Exercise requirements >> Images embedded in the records are excluded; print everything else exactly as given.

Dataset items >>

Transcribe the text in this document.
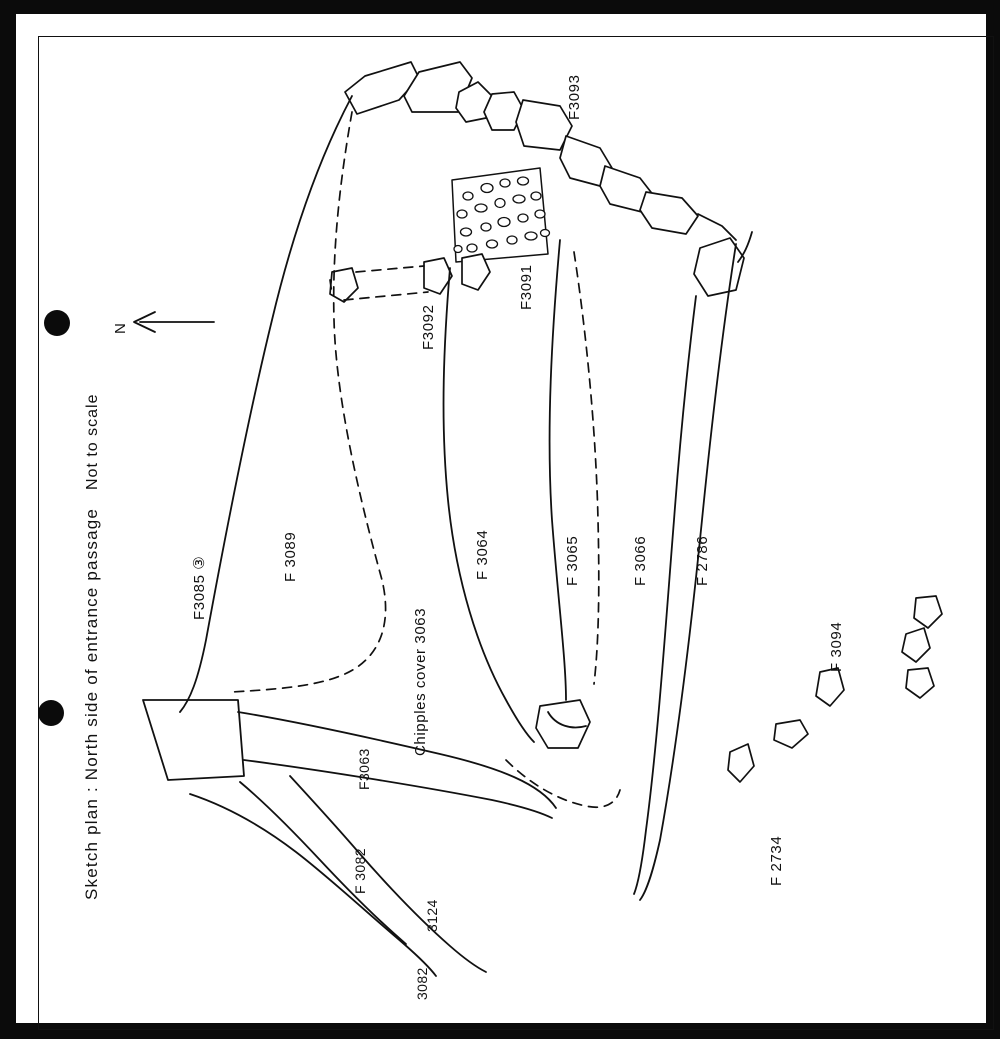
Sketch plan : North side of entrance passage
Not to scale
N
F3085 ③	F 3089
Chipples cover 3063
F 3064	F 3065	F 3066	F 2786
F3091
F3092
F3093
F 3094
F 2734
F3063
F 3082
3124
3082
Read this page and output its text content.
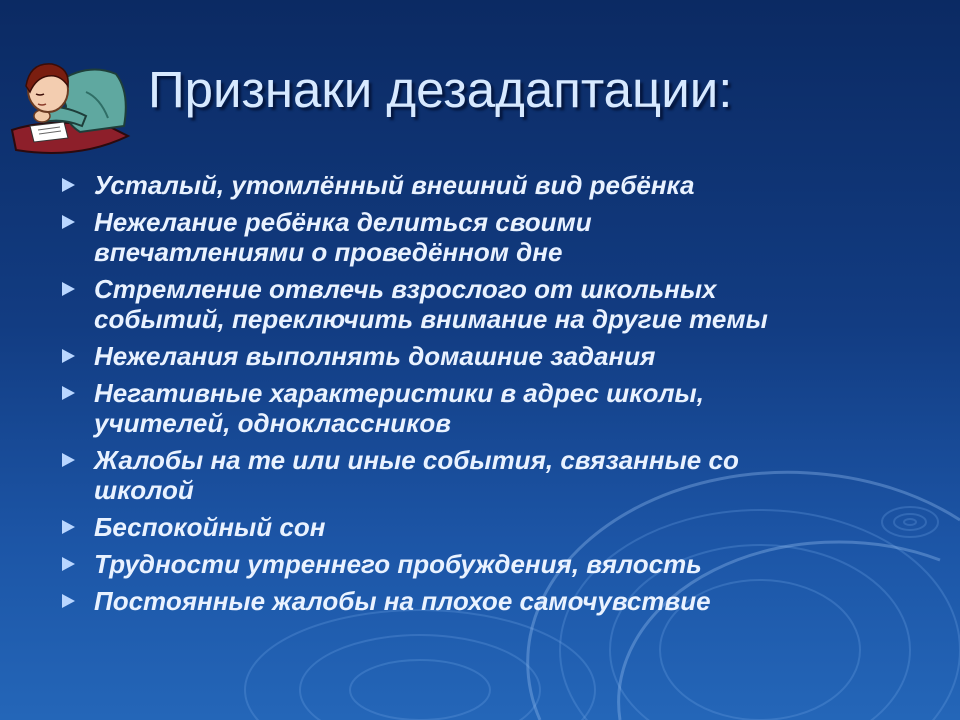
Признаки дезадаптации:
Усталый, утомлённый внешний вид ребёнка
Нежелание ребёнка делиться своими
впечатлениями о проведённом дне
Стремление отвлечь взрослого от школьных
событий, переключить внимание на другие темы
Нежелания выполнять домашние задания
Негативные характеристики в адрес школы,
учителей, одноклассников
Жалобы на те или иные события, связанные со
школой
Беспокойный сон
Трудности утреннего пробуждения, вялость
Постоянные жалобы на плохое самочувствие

Result >>
Transcribe the text in this document.
Sketch plan : North side of entrance passage
Not to scale
N
F3085 ③	F 3089
Chipples cover 3063
F 3064	F 3065	F 3066	F 2786
F3091
F3092
F3093
F 3094
F 2734
F3063
F 3082
3124
3082
Read this page and output its text content.
Признаки дезадаптации:
Усталый, утомлённый внешний вид ребёнка
Нежелание ребёнка делиться своими
впечатлениями о проведённом дне
Стремление отвлечь взрослого от школьных
событий, переключить внимание на другие темы
Нежелания выполнять домашние задания
Негативные характеристики в адрес школы,
учителей, одноклассников
Жалобы на те или иные события, связанные со
школой
Беспокойный сон
Трудности утреннего пробуждения, вялость
Постоянные жалобы на плохое самочувствие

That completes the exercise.